■ Exercise task:
Pictures stay out; everything else in the records below is copied exactly.

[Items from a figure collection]
== == ==

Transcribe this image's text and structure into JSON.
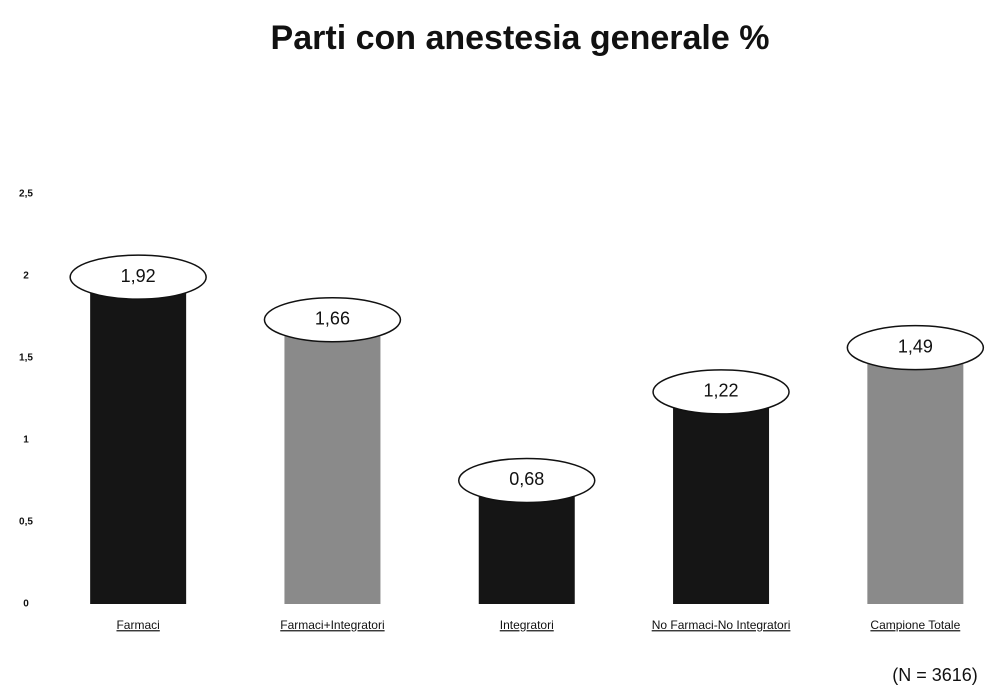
{
  "chart_data": {
    "type": "bar",
    "title": "Parti con anestesia generale %",
    "categories": [
      "Farmaci",
      "Farmaci+Integratori",
      "Integratori",
      "No Farmaci-No Integratori",
      "Campione Totale"
    ],
    "values": [
      1.92,
      1.66,
      0.68,
      1.22,
      1.49
    ],
    "value_labels": [
      "1,92",
      "1,66",
      "0,68",
      "1,22",
      "1,49"
    ],
    "colors": [
      "#151515",
      "#8a8a8a",
      "#151515",
      "#151515",
      "#8a8a8a"
    ],
    "ylim": [
      0,
      2.5
    ],
    "yticks": [
      0,
      {
        "value": 0.5,
        "label": "0,5"
      },
      1,
      {
        "value": 1.5,
        "label": "1,5"
      },
      2,
      {
        "value": 2.5,
        "label": "2,5"
      }
    ],
    "grid": false,
    "note": "(N = 3616)"
  }
}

== == ==

■ Result of the exercise:
Transcribe this image's text and structure into JSON.
{
  "chart_data": {
    "type": "bar",
    "title": "Parti con anestesia generale %",
    "categories": [
      "Farmaci",
      "Farmaci+Integratori",
      "Integratori",
      "No Farmaci-No Integratori",
      "Campione Totale"
    ],
    "values": [
      1.92,
      1.66,
      0.68,
      1.22,
      1.49
    ],
    "value_labels": [
      "1,92",
      "1,66",
      "0,68",
      "1,22",
      "1,49"
    ],
    "colors": [
      "#151515",
      "#8a8a8a",
      "#151515",
      "#151515",
      "#8a8a8a"
    ],
    "ylim": [
      0,
      2.5
    ],
    "yticks": [
      0,
      {
        "value": 0.5,
        "label": "0,5"
      },
      1,
      {
        "value": 1.5,
        "label": "1,5"
      },
      2,
      {
        "value": 2.5,
        "label": "2,5"
      }
    ],
    "grid": false,
    "note": "(N = 3616)"
  }
}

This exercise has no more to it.